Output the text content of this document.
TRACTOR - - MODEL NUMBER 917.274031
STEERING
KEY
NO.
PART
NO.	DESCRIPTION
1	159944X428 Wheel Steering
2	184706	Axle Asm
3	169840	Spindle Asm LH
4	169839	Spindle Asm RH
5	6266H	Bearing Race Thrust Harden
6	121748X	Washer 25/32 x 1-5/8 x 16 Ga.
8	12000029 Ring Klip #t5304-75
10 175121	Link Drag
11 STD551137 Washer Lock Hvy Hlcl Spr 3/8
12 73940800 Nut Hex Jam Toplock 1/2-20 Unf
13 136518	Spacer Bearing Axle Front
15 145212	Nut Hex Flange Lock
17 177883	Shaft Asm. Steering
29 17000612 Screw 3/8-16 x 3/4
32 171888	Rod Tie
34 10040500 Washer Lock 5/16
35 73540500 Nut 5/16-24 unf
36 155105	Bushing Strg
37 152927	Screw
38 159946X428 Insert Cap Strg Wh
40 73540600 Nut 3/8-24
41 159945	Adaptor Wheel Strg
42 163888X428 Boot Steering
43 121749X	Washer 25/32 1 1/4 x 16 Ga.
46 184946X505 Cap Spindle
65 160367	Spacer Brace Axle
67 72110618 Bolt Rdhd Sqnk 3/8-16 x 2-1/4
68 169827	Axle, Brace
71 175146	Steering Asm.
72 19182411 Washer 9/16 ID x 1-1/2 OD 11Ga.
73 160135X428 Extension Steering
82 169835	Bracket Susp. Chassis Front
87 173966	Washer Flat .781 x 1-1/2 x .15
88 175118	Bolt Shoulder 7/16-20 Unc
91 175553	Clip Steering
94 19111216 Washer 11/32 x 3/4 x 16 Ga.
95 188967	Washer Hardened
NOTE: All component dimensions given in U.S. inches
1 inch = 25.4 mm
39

#####

What to produce - Set down every line of the listing above again, exactly as given.

Expected output -
Output the text content of this document.
TRACTOR - - MODEL NUMBER 917.274031
STEERING
KEY
NO.
PART
NO.	DESCRIPTION
1	159944X428 Wheel Steering
2	184706	Axle Asm
3	169840	Spindle Asm LH
4	169839	Spindle Asm RH
5	6266H	Bearing Race Thrust Harden
6	121748X	Washer 25/32 x 1-5/8 x 16 Ga.
8	12000029 Ring Klip #t5304-75
10 175121	Link Drag
11 STD551137 Washer Lock Hvy Hlcl Spr 3/8
12 73940800 Nut Hex Jam Toplock 1/2-20 Unf
13 136518	Spacer Bearing Axle Front
15 145212	Nut Hex Flange Lock
17 177883	Shaft Asm. Steering
29 17000612 Screw 3/8-16 x 3/4
32 171888	Rod Tie
34 10040500 Washer Lock 5/16
35 73540500 Nut 5/16-24 unf
36 155105	Bushing Strg
37 152927	Screw
38 159946X428 Insert Cap Strg Wh
40 73540600 Nut 3/8-24
41 159945	Adaptor Wheel Strg
42 163888X428 Boot Steering
43 121749X	Washer 25/32 1 1/4 x 16 Ga.
46 184946X505 Cap Spindle
65 160367	Spacer Brace Axle
67 72110618 Bolt Rdhd Sqnk 3/8-16 x 2-1/4
68 169827	Axle, Brace
71 175146	Steering Asm.
72 19182411 Washer 9/16 ID x 1-1/2 OD 11Ga.
73 160135X428 Extension Steering
82 169835	Bracket Susp. Chassis Front
87 173966	Washer Flat .781 x 1-1/2 x .15
88 175118	Bolt Shoulder 7/16-20 Unc
91 175553	Clip Steering
94 19111216 Washer 11/32 x 3/4 x 16 Ga.
95 188967	Washer Hardened
NOTE: All component dimensions given in U.S. inches
1 inch = 25.4 mm
39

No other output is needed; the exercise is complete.